*** Opening of Records ***

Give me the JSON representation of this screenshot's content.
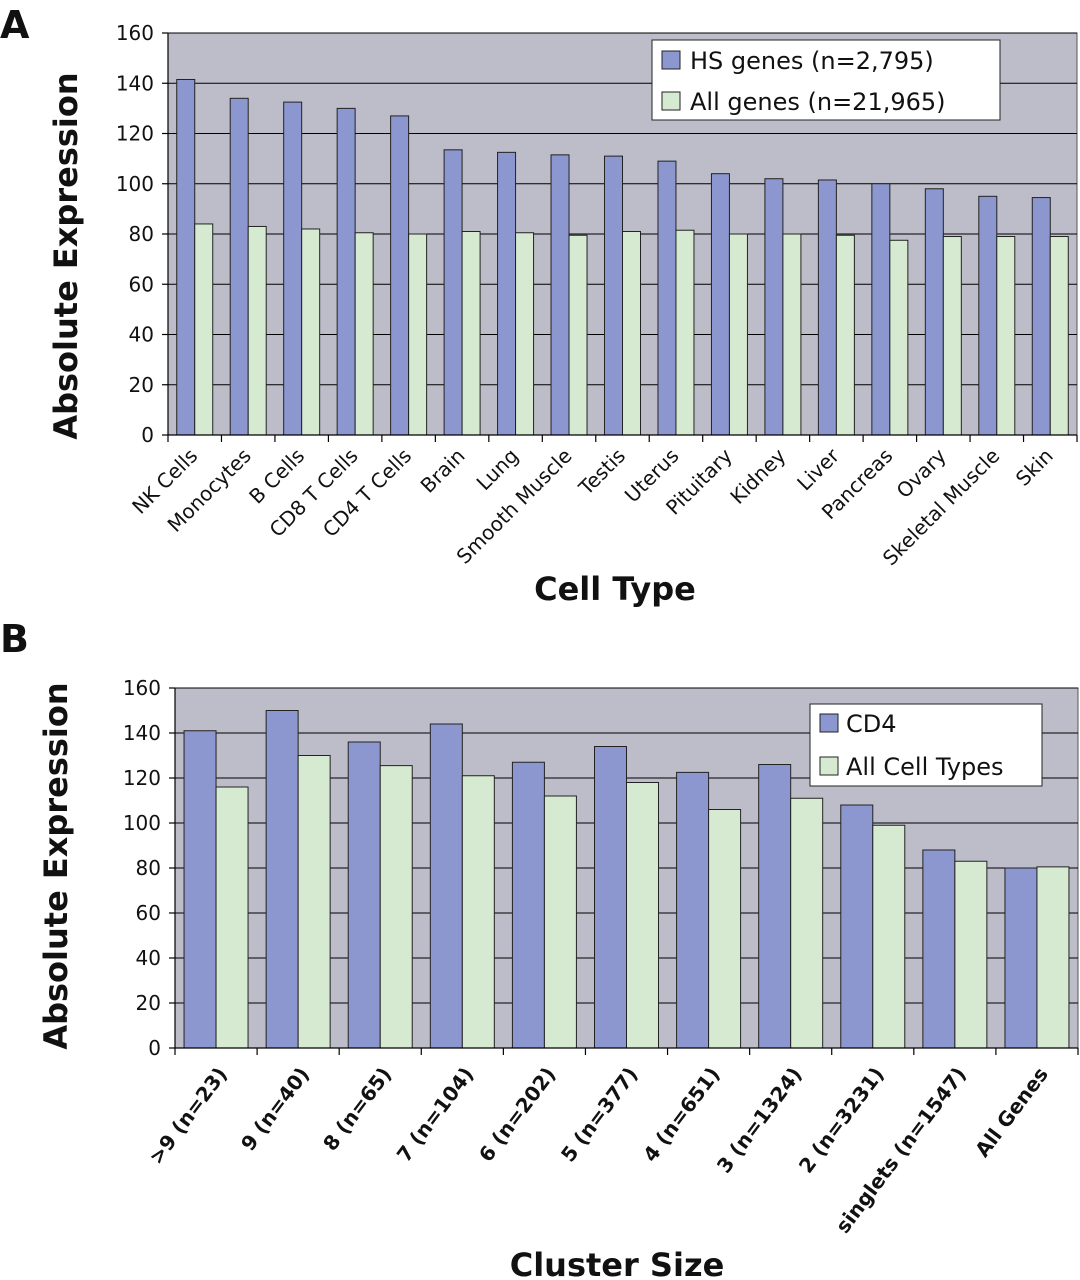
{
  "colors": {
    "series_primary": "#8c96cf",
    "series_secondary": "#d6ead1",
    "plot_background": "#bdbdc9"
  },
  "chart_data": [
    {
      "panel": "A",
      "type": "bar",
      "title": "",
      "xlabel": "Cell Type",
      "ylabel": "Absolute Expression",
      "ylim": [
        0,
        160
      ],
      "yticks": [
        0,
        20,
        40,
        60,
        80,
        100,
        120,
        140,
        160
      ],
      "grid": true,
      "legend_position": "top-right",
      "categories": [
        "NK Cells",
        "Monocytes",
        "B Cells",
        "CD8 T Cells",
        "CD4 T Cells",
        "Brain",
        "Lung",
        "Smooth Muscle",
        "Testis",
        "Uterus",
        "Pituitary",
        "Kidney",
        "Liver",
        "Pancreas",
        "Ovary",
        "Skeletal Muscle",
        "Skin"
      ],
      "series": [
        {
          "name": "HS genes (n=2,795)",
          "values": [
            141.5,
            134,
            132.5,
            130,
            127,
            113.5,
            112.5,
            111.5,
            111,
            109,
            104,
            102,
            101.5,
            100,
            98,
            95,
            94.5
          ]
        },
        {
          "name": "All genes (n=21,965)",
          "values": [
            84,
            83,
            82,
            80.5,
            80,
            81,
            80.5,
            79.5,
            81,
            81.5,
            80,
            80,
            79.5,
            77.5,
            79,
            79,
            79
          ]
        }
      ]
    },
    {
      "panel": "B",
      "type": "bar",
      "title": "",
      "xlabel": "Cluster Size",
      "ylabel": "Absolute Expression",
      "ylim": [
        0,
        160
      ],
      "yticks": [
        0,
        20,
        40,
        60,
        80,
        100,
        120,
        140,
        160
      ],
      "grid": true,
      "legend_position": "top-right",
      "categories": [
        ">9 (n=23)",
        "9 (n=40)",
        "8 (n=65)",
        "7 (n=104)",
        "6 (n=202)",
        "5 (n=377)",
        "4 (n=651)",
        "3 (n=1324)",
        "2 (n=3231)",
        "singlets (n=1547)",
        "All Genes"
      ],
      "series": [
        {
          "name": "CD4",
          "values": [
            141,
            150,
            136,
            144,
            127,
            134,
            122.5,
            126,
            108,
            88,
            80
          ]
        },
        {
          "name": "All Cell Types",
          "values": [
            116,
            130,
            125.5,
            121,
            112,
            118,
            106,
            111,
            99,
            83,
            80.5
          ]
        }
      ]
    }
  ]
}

*** Close of Records ***
*** Opening of Records ***

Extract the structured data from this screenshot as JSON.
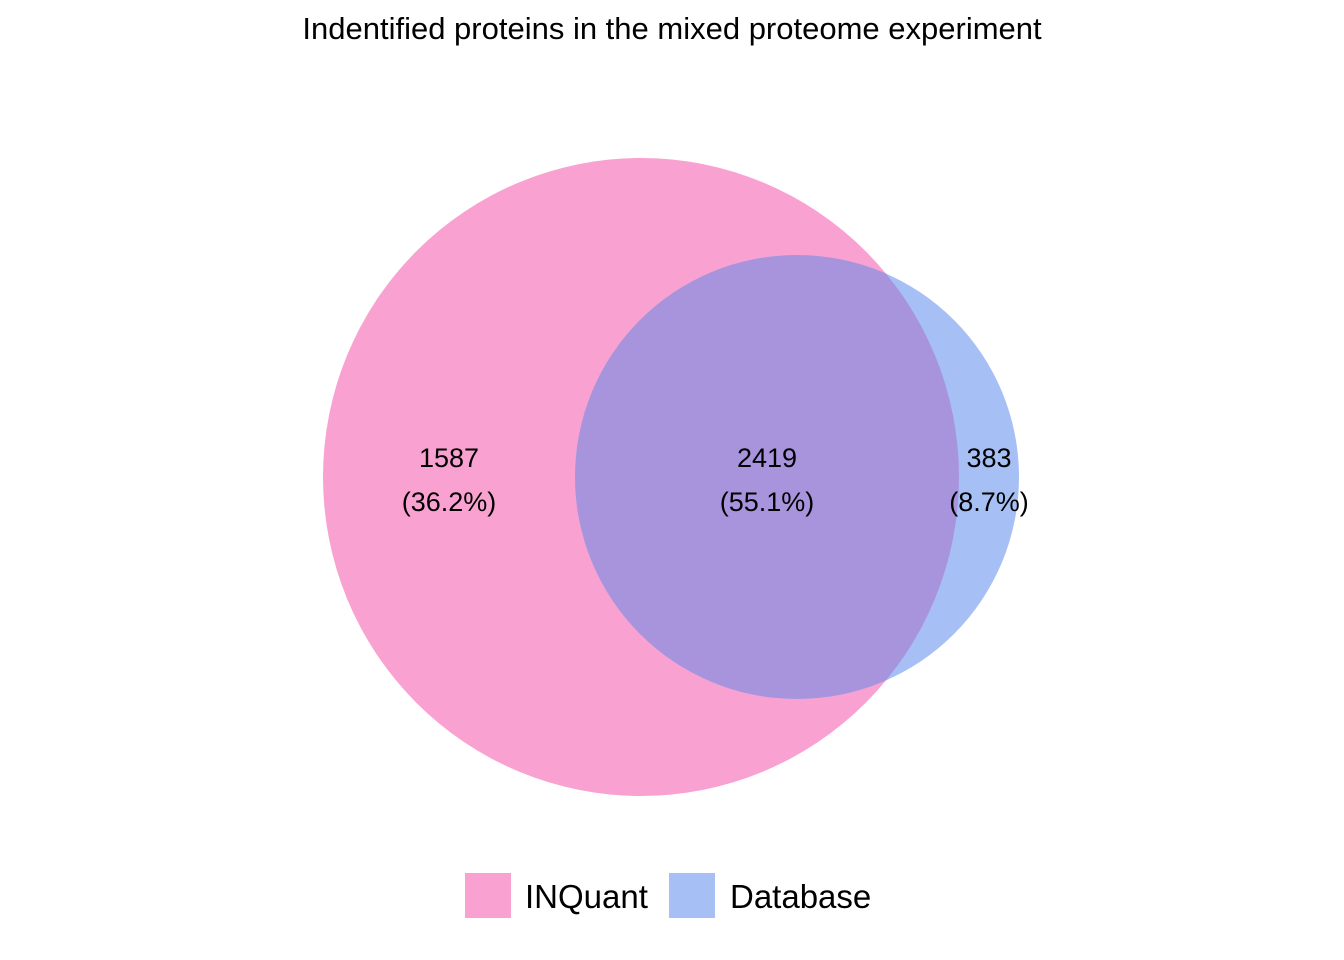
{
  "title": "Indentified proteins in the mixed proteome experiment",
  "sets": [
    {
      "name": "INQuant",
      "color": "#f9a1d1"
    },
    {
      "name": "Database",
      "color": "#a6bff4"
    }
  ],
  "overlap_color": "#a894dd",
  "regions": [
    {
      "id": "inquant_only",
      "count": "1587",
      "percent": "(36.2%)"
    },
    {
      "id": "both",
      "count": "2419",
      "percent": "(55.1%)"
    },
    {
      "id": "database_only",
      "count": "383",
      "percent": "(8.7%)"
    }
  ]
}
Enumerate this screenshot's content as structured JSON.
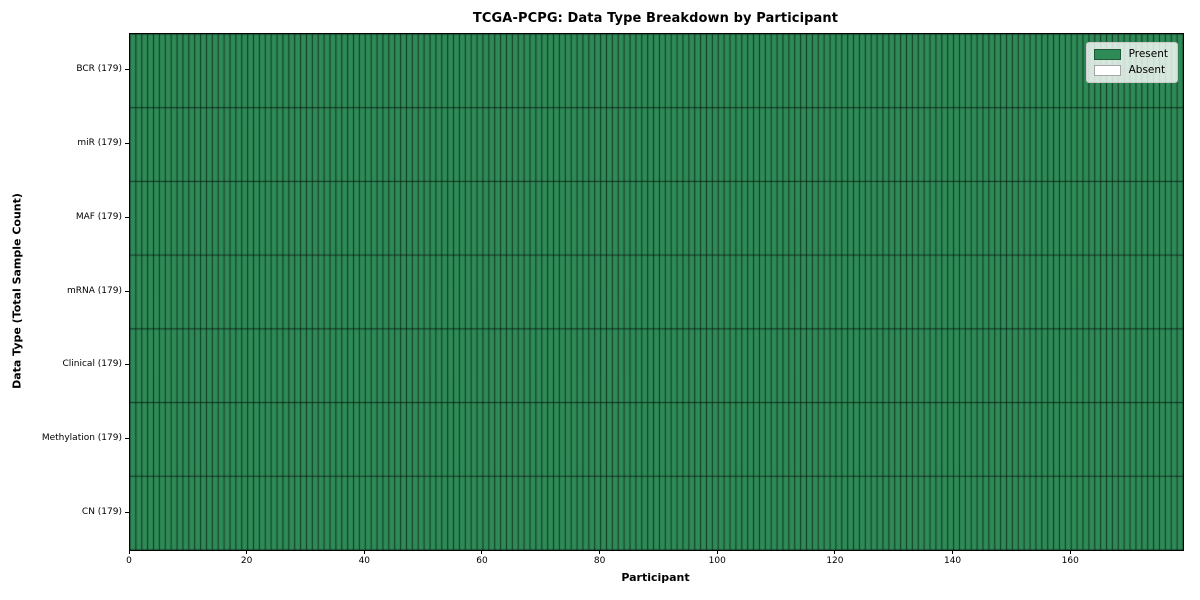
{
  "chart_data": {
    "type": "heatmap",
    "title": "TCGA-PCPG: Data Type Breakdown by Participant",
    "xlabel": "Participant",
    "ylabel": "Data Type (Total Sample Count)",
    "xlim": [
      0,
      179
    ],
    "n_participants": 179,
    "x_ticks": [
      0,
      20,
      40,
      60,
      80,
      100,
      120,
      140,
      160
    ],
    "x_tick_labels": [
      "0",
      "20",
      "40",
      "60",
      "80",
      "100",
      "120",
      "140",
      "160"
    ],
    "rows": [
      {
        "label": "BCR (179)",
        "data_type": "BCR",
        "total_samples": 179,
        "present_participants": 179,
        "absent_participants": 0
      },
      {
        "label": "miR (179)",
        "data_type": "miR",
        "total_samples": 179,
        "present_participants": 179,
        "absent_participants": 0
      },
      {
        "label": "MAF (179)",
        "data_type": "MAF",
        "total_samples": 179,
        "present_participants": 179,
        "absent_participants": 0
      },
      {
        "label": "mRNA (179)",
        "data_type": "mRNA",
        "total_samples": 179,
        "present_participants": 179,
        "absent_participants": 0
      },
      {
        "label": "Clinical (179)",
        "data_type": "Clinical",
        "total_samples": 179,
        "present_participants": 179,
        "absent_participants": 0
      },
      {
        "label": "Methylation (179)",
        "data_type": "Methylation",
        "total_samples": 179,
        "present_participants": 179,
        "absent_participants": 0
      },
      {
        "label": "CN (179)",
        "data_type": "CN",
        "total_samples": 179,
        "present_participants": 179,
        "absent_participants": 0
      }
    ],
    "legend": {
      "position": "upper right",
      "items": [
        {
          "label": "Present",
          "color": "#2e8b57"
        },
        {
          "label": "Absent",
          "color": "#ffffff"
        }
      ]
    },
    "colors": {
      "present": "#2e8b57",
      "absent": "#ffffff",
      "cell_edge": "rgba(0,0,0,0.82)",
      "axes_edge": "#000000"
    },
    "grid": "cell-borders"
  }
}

*** Close of Records ***
*** Opening of Records ***

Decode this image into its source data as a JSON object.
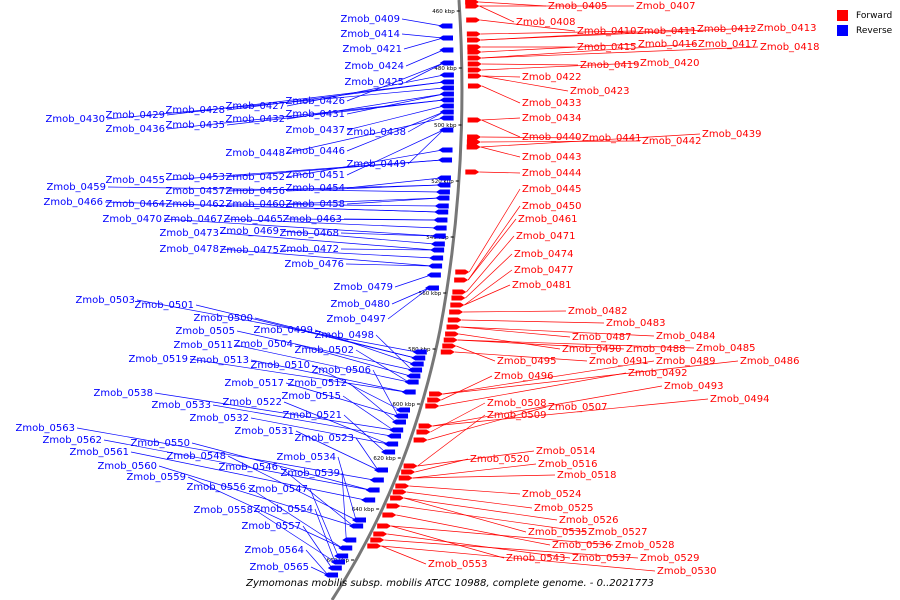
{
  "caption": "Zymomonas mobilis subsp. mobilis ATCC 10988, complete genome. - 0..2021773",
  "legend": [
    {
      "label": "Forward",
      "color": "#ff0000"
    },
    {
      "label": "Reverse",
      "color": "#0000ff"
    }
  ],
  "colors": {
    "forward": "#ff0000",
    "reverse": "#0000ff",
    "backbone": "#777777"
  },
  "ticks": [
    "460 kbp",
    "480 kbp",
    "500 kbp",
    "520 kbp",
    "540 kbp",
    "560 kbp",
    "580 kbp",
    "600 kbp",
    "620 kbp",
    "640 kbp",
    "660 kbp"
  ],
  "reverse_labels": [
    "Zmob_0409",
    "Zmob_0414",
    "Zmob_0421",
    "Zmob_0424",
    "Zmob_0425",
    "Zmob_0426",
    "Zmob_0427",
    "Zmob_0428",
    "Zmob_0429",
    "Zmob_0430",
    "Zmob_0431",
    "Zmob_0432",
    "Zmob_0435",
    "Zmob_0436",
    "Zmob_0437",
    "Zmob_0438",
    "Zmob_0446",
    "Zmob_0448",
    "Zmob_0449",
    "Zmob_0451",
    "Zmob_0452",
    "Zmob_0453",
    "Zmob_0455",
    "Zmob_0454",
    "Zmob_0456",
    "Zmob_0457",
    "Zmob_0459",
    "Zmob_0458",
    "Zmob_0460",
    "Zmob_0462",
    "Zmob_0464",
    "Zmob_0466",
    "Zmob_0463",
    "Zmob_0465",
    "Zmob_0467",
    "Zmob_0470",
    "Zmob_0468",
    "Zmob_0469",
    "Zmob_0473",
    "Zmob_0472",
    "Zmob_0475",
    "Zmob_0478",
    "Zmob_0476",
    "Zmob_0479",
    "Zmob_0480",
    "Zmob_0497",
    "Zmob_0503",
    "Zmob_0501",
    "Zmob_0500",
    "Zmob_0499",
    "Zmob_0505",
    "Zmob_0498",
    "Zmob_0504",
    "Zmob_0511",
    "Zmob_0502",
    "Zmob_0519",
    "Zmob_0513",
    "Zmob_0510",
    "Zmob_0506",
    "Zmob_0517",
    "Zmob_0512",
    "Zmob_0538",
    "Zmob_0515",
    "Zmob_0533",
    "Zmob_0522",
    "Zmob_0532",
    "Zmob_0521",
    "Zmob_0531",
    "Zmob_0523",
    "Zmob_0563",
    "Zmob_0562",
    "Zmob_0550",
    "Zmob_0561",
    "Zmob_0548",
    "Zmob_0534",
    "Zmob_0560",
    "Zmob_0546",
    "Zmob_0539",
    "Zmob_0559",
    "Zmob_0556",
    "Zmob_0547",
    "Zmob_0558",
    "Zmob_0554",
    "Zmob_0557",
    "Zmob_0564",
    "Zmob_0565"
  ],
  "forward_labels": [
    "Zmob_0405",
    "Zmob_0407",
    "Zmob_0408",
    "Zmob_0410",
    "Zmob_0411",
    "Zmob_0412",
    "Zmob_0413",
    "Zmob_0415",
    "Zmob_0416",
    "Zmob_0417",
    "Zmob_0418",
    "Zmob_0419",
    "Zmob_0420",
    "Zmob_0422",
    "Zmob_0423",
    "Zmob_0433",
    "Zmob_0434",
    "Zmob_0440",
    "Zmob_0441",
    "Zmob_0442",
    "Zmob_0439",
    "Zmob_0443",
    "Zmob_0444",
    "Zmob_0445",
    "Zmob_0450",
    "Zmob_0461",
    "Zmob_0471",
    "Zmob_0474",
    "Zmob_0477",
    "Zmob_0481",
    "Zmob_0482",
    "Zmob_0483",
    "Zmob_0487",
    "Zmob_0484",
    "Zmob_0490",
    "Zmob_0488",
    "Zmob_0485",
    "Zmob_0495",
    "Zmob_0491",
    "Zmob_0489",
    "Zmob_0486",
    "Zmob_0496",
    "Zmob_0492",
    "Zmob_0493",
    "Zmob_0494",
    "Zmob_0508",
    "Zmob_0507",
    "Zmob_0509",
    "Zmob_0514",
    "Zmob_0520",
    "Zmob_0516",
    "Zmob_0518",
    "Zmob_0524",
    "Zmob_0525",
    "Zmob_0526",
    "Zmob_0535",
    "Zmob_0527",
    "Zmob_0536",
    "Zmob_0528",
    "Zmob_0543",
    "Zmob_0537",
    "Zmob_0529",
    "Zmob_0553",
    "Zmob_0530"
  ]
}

*** Close of Records ***

§ **What to work on**
Find the string "title" in the records, then copy each line where it occurs.

§ **Solution to the problem**
      "title": "",
      "title": "",
  "title": "Indentified proteins in the mixed proteome experiment",
    "title": "TCGA-PCPG: Data Type Breakdown by Participant",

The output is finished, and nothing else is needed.